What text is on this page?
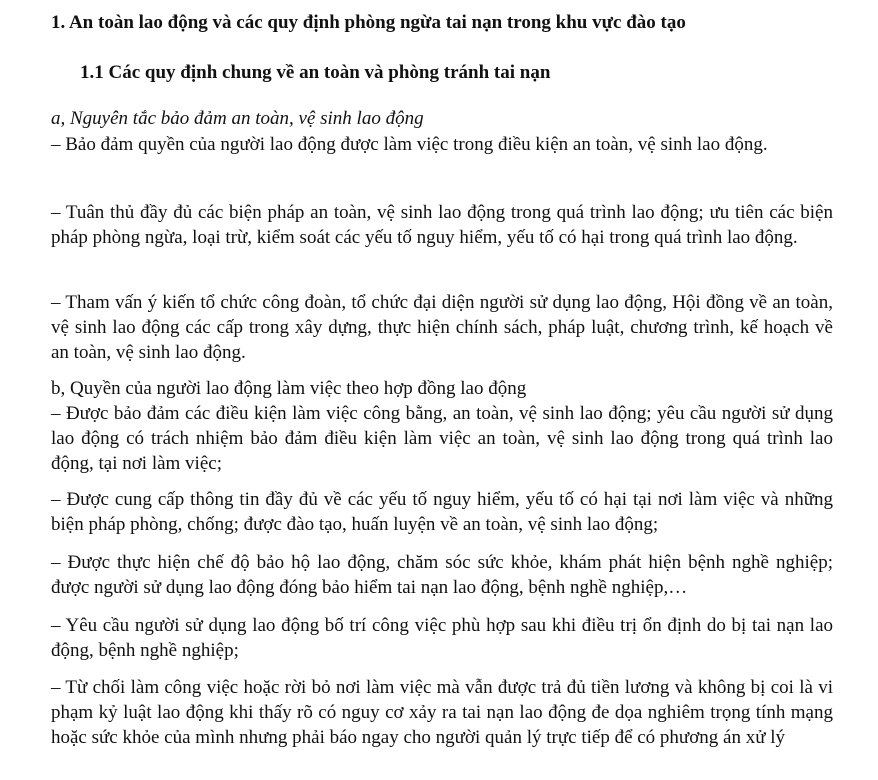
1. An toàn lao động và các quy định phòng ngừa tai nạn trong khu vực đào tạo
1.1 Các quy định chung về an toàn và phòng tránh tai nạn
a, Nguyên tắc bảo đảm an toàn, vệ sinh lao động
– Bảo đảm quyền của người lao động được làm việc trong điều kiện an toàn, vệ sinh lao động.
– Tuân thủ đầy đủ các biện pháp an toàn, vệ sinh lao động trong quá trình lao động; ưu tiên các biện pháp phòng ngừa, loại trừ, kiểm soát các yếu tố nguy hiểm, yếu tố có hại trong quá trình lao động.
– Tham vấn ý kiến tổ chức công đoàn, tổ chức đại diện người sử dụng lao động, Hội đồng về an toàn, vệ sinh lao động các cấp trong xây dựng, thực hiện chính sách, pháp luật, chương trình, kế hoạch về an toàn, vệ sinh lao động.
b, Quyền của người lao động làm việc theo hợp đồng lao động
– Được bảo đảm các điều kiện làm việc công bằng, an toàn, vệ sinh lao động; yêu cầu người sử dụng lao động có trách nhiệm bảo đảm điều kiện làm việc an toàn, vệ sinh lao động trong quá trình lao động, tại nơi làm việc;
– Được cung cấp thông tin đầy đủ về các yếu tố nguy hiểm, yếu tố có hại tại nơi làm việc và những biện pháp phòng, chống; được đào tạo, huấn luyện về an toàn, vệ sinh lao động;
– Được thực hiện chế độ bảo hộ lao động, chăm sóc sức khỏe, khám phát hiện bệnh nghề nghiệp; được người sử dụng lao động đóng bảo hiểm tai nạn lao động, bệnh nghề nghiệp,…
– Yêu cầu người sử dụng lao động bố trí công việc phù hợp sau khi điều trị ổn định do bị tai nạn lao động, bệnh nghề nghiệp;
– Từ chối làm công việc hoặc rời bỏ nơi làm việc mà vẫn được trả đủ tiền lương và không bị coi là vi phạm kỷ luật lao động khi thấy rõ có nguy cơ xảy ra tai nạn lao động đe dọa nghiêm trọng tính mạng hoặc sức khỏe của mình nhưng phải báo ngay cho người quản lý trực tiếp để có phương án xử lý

━━━━━━━━━━━━━━━━

● **WORK INSTRUCTIONS**:
Leave the pictures out, and transcribe each of the records exactly.

● **FULL SOLUTION**:
What text is on this page?
1. An toàn lao động và các quy định phòng ngừa tai nạn trong khu vực đào tạo
1.1 Các quy định chung về an toàn và phòng tránh tai nạn
a, Nguyên tắc bảo đảm an toàn, vệ sinh lao động
– Bảo đảm quyền của người lao động được làm việc trong điều kiện an toàn, vệ sinh lao động.
– Tuân thủ đầy đủ các biện pháp an toàn, vệ sinh lao động trong quá trình lao động; ưu tiên các biện pháp phòng ngừa, loại trừ, kiểm soát các yếu tố nguy hiểm, yếu tố có hại trong quá trình lao động.
– Tham vấn ý kiến tổ chức công đoàn, tổ chức đại diện người sử dụng lao động, Hội đồng về an toàn, vệ sinh lao động các cấp trong xây dựng, thực hiện chính sách, pháp luật, chương trình, kế hoạch về an toàn, vệ sinh lao động.
b, Quyền của người lao động làm việc theo hợp đồng lao động
– Được bảo đảm các điều kiện làm việc công bằng, an toàn, vệ sinh lao động; yêu cầu người sử dụng lao động có trách nhiệm bảo đảm điều kiện làm việc an toàn, vệ sinh lao động trong quá trình lao động, tại nơi làm việc;
– Được cung cấp thông tin đầy đủ về các yếu tố nguy hiểm, yếu tố có hại tại nơi làm việc và những biện pháp phòng, chống; được đào tạo, huấn luyện về an toàn, vệ sinh lao động;
– Được thực hiện chế độ bảo hộ lao động, chăm sóc sức khỏe, khám phát hiện bệnh nghề nghiệp; được người sử dụng lao động đóng bảo hiểm tai nạn lao động, bệnh nghề nghiệp,…
– Yêu cầu người sử dụng lao động bố trí công việc phù hợp sau khi điều trị ổn định do bị tai nạn lao động, bệnh nghề nghiệp;
– Từ chối làm công việc hoặc rời bỏ nơi làm việc mà vẫn được trả đủ tiền lương và không bị coi là vi phạm kỷ luật lao động khi thấy rõ có nguy cơ xảy ra tai nạn lao động đe dọa nghiêm trọng tính mạng hoặc sức khỏe của mình nhưng phải báo ngay cho người quản lý trực tiếp để có phương án xử lý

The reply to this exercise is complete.